WHAT NEEDS TO BE DONE
Scan the following material for the string "Play" and copy each line in which it appears.

INFORMATION PROVIDED
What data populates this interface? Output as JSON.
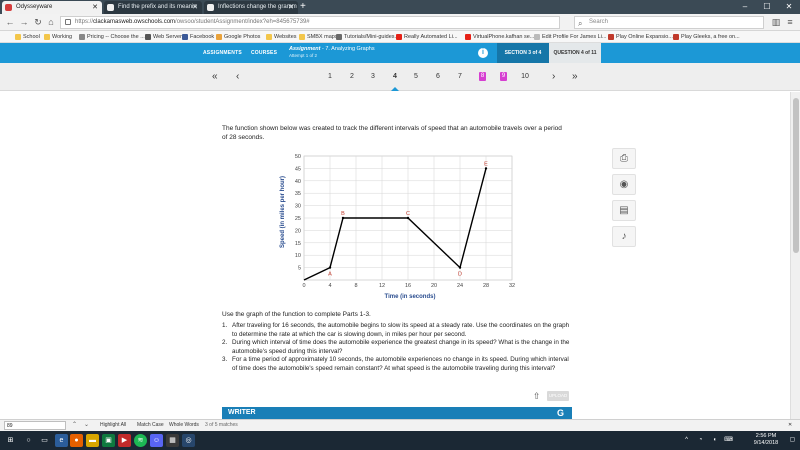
{
  "browser": {
    "tabs": [
      {
        "label": "Odysseyware",
        "active": true
      },
      {
        "label": "Find the prefix and its meanin",
        "active": false
      },
      {
        "label": "Inflections change the gramm",
        "active": false
      }
    ],
    "url_prefix": "https://",
    "url_host": "clackamasweb.owschools.com",
    "url_path": "/owsoo/studentAssignment/index?eh=845675739#",
    "search_placeholder": "Search",
    "bookmarks": [
      "School",
      "Working",
      "Pricing -- Choose the ...",
      "Web Server",
      "Facebook",
      "Google Photos",
      "Websites",
      "SMBX maps",
      "Tutorials/Mini-guides...",
      "Really Automated Li...",
      "VirtualPhone.kafhan se...",
      "Edit Profile For James Li...",
      "Play Online Expansio...",
      "Play Gleeks, a free on..."
    ]
  },
  "app": {
    "assignments": "ASSIGNMENTS",
    "courses": "COURSES",
    "assignment_word": "Assignment",
    "assignment_name": " - 7. Analyzing Graphs",
    "attempt": "Attempt 1 of 2",
    "section": "SECTION 3 of 4",
    "question": "QUESTION 4 of 11"
  },
  "pager": {
    "pages": [
      "1",
      "2",
      "3",
      "4",
      "5",
      "6",
      "7",
      "8",
      "9",
      "10"
    ],
    "flagged_pages": [
      "8",
      "9"
    ],
    "current": "4"
  },
  "content": {
    "intro_line1": "The function shown below was created to track the different intervals of speed that an automobile travels over a period",
    "intro_line2": "of 28 seconds.",
    "parts_intro": "Use the graph of the function to complete Parts 1-3.",
    "parts": [
      {
        "num": "1.",
        "text": "After traveling for 16 seconds, the automobile begins to slow its speed at a steady rate. Use the coordinates on the graph to determine the rate at which the car is slowing down, in miles per hour per second."
      },
      {
        "num": "2.",
        "text": "During which interval of time does the automobile experience the greatest change in its speed? What is the change in the automobile's speed during this interval?"
      },
      {
        "num": "3.",
        "text": "For a time period of approximately 10 seconds, the automobile experiences no change in its speed. During which interval of time does the automobile's speed remain constant? At what speed is the automobile traveling during this interval?"
      }
    ],
    "upload_label": "UPLOAD",
    "writer_label": "WRITER"
  },
  "chart_data": {
    "type": "line",
    "x": [
      0,
      4,
      6,
      16,
      24,
      28
    ],
    "y": [
      0,
      5,
      25,
      25,
      5,
      45
    ],
    "point_labels": [
      "",
      "A",
      "B",
      "C",
      "D",
      "E"
    ],
    "xticks": [
      0,
      4,
      8,
      12,
      16,
      20,
      24,
      28,
      32
    ],
    "yticks": [
      5,
      10,
      15,
      20,
      25,
      30,
      35,
      40,
      45,
      50
    ],
    "xlim": [
      0,
      32
    ],
    "ylim": [
      0,
      50
    ],
    "xlabel": "Time (in seconds)",
    "ylabel": "Speed (in miles per hour)",
    "grid": true,
    "line_color": "#000000",
    "label_color": "#c0392b",
    "axis_label_color": "#2a4d8f"
  },
  "findbar": {
    "query": "89",
    "highlight_all": "Highlight All",
    "match_case": "Match Case",
    "whole_words": "Whole Words",
    "matches": "3 of 5 matches"
  },
  "taskbar": {
    "time": "2:56 PM",
    "date": "9/14/2018"
  },
  "colors": {
    "header_blue": "#1c98d6",
    "flag_magenta": "#d63fd1"
  }
}
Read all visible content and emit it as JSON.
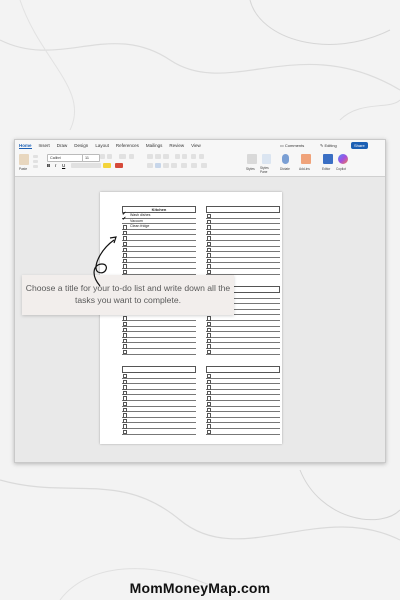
{
  "menubar": {
    "tabs": [
      "Home",
      "Insert",
      "Draw",
      "Design",
      "Layout",
      "References",
      "Mailings",
      "Review",
      "View"
    ],
    "active_tab": "Home",
    "comments_label": "Comments",
    "editing_label": "Editing",
    "share_label": "Share"
  },
  "ribbon": {
    "paste_label": "Paste",
    "font_name": "Calibri",
    "font_size": "11",
    "styles_label": "Styles",
    "styles_pane_label": "Styles Pane",
    "dictate_label": "Dictate",
    "addins_label": "Add-ins",
    "editor_label": "Editor",
    "copilot_label": "Copilot"
  },
  "document": {
    "lists": [
      {
        "title": "Kitchen",
        "items": [
          {
            "text": "Wash dishes",
            "checked": true
          },
          {
            "text": "Vacuum",
            "checked": true
          },
          {
            "text": "Clean fridge",
            "checked": false
          },
          {
            "text": "",
            "checked": false
          },
          {
            "text": "",
            "checked": false
          },
          {
            "text": "",
            "checked": false
          },
          {
            "text": "",
            "checked": false
          },
          {
            "text": "",
            "checked": false
          },
          {
            "text": "",
            "checked": false
          },
          {
            "text": "",
            "checked": false
          },
          {
            "text": "",
            "checked": false
          }
        ]
      },
      {
        "title": "",
        "items": 11
      },
      {
        "title": "",
        "items": 11
      },
      {
        "title": "",
        "items": 11
      },
      {
        "title": "",
        "items": 11
      },
      {
        "title": "",
        "items": 11
      }
    ]
  },
  "callout": {
    "text": "Choose a title for your to-do list and write down all the tasks you want to complete."
  },
  "brand": {
    "text": "MomMoneyMap.com"
  },
  "colors": {
    "accent": "#1b5fb4",
    "callout_bg": "#f2eeec",
    "marble_vein": "#d9d9d9"
  }
}
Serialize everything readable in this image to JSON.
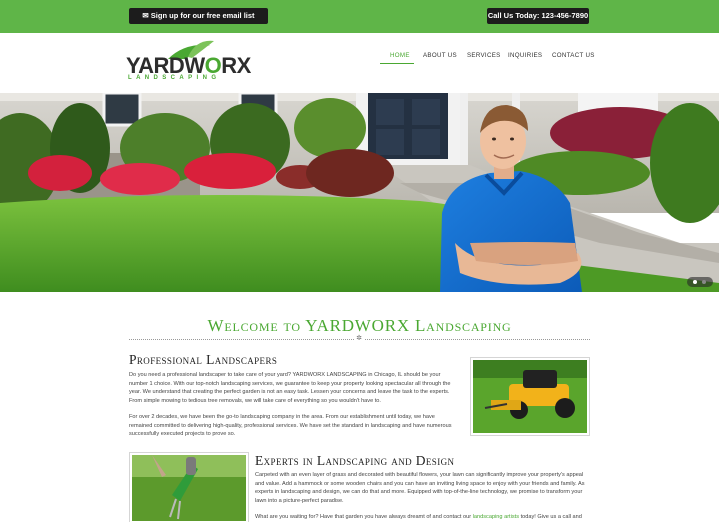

SOLUTION
      "Play Online Expansio...",
      "Play Gleeks, a free on..."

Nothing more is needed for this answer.